(What you need to do): Below is a block of records. Copy every line in it that contains the word "actions".

====== Records shown

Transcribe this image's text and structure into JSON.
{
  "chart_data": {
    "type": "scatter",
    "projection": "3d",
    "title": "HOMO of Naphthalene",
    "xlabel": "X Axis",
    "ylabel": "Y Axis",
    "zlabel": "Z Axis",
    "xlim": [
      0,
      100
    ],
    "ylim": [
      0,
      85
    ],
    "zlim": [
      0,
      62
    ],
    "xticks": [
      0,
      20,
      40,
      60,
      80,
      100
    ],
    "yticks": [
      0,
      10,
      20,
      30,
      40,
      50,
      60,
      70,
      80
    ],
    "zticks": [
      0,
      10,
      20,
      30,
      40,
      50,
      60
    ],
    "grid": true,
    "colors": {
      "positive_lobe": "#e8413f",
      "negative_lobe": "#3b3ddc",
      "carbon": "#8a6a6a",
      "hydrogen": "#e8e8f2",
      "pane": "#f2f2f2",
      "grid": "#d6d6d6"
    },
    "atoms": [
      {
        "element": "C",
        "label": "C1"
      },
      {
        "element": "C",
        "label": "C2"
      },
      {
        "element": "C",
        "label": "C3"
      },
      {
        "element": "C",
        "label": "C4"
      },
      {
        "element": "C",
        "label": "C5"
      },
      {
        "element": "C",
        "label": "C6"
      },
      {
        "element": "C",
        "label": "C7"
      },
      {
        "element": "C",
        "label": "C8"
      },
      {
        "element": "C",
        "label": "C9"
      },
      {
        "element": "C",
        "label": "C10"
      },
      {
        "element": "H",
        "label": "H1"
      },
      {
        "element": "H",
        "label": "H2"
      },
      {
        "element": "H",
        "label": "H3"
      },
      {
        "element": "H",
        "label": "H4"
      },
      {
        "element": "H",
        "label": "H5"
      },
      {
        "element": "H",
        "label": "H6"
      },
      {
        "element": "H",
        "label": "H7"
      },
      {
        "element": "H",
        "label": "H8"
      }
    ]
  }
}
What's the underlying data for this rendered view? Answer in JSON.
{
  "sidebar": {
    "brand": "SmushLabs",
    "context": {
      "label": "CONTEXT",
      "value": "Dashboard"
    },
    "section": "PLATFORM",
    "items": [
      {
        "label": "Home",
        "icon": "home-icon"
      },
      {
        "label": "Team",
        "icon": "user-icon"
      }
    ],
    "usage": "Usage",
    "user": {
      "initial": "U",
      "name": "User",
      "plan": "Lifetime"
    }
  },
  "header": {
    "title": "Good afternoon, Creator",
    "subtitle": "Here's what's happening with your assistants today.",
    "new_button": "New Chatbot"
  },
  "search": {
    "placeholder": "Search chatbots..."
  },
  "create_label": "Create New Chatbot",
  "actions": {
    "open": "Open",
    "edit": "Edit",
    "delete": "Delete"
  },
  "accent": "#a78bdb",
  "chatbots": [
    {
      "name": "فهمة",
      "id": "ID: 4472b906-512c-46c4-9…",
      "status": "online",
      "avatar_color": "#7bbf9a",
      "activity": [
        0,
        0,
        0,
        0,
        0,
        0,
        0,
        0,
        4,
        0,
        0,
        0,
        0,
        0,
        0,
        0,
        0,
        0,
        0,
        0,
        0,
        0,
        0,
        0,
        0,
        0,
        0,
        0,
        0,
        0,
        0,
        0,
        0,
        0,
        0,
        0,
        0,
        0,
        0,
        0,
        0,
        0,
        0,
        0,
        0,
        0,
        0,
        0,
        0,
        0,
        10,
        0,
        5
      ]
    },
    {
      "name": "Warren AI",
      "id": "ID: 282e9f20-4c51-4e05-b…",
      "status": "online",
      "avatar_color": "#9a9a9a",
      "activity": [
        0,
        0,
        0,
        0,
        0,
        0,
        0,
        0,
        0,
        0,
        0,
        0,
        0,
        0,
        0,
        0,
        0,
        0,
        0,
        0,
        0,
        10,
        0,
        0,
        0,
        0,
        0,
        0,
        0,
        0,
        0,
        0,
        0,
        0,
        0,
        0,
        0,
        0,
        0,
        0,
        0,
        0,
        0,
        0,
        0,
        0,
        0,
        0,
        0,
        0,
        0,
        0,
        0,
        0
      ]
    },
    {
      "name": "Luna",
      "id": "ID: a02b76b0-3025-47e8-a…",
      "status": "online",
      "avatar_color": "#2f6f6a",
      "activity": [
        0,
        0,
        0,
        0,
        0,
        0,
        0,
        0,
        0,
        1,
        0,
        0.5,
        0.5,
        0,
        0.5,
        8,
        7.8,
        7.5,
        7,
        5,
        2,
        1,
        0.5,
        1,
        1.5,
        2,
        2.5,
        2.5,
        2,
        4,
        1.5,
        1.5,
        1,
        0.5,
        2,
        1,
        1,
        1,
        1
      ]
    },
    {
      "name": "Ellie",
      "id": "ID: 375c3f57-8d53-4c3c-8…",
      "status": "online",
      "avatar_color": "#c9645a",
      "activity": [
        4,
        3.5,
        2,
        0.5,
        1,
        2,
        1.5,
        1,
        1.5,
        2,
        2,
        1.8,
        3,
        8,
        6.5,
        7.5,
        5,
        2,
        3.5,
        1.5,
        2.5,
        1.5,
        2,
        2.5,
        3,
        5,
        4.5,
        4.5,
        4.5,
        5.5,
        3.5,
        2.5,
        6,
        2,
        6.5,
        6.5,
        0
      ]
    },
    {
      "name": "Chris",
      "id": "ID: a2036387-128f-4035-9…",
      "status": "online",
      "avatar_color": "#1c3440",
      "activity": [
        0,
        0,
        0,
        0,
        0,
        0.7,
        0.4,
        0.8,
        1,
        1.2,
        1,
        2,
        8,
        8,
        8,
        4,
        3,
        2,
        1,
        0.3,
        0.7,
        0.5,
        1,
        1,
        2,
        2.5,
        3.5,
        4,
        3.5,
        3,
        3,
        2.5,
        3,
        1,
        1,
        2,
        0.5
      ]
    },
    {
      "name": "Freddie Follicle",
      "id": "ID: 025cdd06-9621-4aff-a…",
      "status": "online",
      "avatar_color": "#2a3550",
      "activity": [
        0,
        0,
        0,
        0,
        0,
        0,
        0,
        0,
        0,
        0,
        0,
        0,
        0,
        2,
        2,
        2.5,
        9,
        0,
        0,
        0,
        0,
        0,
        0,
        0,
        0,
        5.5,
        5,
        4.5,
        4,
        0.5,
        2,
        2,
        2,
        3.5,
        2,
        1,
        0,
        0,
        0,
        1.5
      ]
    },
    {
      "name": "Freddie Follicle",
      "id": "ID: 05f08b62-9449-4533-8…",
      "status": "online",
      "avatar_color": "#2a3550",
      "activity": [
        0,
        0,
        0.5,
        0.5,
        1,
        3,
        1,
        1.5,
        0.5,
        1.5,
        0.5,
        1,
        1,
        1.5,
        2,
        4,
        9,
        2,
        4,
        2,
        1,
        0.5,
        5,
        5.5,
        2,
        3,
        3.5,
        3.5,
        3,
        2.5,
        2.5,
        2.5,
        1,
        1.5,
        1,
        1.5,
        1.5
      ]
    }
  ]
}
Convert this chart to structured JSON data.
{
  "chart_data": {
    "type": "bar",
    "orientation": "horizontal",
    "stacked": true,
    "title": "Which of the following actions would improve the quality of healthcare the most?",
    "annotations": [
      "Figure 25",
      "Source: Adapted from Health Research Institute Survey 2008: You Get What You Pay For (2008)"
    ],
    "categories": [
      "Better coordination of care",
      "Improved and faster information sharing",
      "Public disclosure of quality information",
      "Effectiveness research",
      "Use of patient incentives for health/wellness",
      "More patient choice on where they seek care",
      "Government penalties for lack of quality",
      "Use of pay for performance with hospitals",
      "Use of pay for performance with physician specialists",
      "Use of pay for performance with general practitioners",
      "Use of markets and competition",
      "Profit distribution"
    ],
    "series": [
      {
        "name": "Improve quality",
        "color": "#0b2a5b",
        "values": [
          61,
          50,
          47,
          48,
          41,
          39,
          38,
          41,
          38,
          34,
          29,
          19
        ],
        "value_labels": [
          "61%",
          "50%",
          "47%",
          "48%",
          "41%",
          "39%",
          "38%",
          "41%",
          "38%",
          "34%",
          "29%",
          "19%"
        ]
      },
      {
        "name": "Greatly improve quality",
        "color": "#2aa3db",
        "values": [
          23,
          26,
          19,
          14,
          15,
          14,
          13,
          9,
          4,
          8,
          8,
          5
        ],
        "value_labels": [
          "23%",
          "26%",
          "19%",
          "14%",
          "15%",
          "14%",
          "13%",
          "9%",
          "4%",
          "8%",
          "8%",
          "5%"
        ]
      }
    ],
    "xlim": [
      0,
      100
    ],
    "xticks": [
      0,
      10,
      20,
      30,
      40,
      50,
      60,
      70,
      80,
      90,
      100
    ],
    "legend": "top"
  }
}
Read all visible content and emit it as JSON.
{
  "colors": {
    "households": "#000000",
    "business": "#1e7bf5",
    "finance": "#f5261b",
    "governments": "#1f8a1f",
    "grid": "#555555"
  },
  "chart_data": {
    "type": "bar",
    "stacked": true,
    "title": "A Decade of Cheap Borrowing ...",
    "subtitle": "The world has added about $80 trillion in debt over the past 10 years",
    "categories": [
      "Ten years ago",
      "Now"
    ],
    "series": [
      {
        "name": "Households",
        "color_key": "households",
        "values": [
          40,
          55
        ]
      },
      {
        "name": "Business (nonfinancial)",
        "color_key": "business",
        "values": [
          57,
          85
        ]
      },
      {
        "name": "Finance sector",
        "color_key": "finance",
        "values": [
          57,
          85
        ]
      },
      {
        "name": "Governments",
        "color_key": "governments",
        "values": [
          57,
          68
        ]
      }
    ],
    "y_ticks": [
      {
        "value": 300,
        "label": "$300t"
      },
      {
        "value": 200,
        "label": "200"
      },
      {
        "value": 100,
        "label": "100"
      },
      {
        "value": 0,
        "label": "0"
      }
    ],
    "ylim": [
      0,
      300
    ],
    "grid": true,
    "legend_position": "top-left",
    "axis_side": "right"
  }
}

============

(Problem solution):
  "actions": {
    "title": "Which of the following actions would improve the quality of healthcare the most?",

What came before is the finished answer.